THE INPUT:
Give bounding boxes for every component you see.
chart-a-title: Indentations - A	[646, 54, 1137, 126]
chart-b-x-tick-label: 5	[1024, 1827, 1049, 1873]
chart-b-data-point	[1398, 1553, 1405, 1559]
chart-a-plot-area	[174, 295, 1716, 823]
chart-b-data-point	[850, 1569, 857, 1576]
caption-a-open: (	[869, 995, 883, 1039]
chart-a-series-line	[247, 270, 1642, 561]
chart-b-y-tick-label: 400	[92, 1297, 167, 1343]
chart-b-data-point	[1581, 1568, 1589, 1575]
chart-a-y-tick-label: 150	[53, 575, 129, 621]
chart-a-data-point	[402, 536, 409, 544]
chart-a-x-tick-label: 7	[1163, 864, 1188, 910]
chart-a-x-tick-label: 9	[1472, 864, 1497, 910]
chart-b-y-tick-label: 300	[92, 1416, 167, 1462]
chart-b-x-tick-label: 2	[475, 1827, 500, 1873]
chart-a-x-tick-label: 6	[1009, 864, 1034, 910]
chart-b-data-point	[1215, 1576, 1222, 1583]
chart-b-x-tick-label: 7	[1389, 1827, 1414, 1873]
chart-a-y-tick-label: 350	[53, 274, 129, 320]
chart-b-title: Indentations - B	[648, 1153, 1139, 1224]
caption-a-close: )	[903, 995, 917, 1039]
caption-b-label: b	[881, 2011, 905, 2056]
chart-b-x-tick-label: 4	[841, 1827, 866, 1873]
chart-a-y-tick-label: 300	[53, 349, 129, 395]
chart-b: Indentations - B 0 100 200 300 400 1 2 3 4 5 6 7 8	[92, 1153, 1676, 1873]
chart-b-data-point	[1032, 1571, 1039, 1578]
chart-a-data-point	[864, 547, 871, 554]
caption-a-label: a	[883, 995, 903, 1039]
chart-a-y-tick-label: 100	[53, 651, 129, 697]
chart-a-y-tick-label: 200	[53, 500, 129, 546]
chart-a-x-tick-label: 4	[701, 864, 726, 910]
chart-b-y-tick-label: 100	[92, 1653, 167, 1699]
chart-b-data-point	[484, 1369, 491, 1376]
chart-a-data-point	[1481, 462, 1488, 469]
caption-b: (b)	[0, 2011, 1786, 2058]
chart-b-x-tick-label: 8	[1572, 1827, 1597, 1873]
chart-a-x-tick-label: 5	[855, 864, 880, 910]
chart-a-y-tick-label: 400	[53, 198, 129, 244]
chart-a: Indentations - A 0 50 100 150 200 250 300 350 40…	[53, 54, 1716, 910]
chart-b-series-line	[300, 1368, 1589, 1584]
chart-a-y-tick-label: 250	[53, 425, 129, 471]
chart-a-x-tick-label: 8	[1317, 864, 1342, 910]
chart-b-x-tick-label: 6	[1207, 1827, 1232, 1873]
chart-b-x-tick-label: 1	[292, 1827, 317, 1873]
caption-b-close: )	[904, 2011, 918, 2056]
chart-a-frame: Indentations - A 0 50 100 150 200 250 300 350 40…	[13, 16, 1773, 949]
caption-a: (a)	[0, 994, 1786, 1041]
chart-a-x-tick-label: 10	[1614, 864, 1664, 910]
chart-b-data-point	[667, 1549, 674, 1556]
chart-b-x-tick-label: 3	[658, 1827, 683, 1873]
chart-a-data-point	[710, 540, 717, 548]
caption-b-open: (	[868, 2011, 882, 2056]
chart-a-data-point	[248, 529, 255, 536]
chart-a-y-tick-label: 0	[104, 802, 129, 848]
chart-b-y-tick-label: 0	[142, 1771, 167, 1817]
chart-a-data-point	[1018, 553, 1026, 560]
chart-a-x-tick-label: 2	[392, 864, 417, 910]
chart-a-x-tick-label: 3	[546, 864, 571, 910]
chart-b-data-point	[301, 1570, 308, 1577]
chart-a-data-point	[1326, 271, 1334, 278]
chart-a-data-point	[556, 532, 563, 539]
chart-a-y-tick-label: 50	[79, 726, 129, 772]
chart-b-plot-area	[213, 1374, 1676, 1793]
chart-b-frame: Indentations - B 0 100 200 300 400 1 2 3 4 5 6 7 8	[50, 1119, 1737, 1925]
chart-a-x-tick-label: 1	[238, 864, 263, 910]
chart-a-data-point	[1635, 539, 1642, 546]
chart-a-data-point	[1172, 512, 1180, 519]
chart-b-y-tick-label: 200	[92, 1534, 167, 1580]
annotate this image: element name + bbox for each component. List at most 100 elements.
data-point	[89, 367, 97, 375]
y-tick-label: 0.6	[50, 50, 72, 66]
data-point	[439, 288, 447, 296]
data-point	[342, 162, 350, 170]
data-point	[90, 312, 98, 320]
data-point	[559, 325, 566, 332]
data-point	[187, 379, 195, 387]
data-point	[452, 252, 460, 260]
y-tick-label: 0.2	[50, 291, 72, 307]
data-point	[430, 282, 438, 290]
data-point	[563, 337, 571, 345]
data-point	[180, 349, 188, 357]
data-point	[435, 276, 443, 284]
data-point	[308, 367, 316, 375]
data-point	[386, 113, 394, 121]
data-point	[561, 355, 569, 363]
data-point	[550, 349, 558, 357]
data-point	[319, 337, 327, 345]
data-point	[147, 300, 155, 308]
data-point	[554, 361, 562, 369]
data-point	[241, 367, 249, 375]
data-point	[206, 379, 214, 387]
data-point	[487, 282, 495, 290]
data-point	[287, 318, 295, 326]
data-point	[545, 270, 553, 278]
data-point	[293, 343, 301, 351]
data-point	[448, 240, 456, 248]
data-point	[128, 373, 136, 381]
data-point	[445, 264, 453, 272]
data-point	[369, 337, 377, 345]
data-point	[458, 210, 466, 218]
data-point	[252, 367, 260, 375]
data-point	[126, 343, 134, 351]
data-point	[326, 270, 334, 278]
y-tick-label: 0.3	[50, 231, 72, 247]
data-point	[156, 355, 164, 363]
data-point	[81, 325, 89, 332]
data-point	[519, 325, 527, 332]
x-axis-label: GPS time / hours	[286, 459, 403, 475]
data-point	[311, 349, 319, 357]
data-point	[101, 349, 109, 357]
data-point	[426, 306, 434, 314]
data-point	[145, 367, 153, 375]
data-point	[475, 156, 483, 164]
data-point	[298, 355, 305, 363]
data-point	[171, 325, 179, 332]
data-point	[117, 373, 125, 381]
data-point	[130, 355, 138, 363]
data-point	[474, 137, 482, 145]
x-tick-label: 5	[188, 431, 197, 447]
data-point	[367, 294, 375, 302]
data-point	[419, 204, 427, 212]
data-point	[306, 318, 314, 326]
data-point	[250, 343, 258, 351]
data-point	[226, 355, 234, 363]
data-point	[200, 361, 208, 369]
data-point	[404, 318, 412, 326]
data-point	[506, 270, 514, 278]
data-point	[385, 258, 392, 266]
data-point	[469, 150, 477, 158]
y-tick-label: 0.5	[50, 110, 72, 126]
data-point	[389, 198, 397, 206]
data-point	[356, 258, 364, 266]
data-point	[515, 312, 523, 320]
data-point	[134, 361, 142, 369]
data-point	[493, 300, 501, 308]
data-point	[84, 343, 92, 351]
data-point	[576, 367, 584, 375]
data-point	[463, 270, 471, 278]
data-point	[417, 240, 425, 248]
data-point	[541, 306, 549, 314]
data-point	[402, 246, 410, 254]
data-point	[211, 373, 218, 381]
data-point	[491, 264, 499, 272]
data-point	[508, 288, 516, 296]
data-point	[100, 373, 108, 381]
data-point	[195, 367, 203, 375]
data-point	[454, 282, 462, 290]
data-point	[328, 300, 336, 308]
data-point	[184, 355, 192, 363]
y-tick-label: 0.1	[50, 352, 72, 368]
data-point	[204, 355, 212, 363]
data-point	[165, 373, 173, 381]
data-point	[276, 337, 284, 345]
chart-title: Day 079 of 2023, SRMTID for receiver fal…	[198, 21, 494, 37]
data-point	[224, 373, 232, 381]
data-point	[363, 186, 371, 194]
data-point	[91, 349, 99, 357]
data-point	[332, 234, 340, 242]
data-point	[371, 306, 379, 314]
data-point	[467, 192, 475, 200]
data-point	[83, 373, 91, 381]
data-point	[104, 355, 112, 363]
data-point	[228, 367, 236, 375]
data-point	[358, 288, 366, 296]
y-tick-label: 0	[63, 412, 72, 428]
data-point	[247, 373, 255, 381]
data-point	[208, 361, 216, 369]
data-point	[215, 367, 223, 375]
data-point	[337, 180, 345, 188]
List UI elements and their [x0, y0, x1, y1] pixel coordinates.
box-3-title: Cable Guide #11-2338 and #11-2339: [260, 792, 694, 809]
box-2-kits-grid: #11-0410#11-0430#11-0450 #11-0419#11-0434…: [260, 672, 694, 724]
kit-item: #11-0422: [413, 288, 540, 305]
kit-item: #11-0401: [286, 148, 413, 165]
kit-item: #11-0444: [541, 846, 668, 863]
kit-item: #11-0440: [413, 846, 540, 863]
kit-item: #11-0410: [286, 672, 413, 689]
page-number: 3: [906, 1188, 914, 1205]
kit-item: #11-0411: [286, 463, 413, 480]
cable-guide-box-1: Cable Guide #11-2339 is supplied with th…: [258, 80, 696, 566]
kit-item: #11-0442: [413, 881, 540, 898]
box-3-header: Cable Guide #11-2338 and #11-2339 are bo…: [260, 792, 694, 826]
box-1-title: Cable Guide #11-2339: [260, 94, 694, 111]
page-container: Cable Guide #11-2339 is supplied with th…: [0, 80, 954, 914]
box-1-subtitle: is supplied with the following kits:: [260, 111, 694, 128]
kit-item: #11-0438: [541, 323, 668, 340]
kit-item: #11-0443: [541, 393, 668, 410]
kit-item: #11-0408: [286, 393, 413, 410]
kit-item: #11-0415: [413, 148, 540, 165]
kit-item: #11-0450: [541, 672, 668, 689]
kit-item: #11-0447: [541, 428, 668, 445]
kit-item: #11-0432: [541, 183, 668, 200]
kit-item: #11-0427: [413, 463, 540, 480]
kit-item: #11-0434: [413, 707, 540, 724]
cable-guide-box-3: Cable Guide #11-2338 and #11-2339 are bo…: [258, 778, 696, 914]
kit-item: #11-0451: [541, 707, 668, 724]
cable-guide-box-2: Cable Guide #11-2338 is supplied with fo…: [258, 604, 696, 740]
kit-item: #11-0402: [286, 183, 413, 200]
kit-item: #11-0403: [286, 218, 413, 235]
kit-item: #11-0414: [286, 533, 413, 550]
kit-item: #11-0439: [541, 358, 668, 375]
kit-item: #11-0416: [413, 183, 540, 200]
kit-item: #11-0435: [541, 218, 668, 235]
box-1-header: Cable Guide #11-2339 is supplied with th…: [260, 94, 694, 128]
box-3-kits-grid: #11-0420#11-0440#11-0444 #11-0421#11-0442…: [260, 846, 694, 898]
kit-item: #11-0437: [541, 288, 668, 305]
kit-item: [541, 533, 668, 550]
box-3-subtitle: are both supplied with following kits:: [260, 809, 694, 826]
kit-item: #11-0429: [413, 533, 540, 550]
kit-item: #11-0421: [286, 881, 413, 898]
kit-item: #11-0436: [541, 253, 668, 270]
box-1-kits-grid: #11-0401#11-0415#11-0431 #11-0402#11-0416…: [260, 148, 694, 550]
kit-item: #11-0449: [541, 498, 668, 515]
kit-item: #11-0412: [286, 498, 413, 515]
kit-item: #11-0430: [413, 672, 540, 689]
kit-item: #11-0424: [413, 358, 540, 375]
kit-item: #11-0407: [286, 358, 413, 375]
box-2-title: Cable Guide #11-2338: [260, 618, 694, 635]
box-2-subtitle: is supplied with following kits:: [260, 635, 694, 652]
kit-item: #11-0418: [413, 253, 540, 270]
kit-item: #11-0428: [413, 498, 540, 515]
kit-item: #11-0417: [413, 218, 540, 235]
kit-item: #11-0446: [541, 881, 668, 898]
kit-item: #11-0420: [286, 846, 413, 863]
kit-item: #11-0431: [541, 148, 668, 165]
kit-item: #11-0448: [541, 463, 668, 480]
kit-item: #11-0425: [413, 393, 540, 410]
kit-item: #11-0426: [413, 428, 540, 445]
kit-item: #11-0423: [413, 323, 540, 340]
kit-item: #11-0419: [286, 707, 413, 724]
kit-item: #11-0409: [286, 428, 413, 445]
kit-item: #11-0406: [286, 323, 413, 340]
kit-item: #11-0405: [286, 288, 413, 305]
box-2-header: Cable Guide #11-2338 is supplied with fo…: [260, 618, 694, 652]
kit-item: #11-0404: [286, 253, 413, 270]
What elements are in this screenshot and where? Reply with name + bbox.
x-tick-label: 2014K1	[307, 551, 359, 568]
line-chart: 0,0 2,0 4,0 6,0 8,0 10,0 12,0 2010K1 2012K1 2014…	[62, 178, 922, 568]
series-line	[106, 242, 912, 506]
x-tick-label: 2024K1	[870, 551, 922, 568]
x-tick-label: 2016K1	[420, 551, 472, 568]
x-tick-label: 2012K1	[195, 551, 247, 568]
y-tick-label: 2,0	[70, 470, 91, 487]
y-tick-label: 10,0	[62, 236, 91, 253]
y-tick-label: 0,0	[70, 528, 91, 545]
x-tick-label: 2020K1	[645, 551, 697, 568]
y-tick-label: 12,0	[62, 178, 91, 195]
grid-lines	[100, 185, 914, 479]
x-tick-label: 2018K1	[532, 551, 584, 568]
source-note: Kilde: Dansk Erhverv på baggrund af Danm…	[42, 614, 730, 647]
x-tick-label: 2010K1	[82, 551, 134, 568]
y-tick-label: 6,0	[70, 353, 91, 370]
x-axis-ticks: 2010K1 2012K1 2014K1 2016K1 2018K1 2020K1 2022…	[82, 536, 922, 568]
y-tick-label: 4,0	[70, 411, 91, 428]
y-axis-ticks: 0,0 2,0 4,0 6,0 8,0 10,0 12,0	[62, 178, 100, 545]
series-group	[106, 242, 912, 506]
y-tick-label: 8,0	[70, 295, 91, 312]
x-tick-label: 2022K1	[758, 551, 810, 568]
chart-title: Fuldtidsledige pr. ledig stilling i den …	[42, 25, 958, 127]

GOAL: Turn the material, starting with its first line and going on through the line with "270, 1642, 561]", into a numbered list, leaving out any blank lines.

EXERCISE OUTPUT:
1. Give bounding boxes for every component you see.
2. chart-a-title: Indentations - A	[646, 54, 1137, 126]
3. chart-b-x-tick-label: 5	[1024, 1827, 1049, 1873]
4. chart-b-data-point	[1398, 1553, 1405, 1559]
5. chart-a-plot-area	[174, 295, 1716, 823]
6. chart-b-data-point	[850, 1569, 857, 1576]
7. caption-a-open: (	[869, 995, 883, 1039]
8. chart-a-series-line	[247, 270, 1642, 561]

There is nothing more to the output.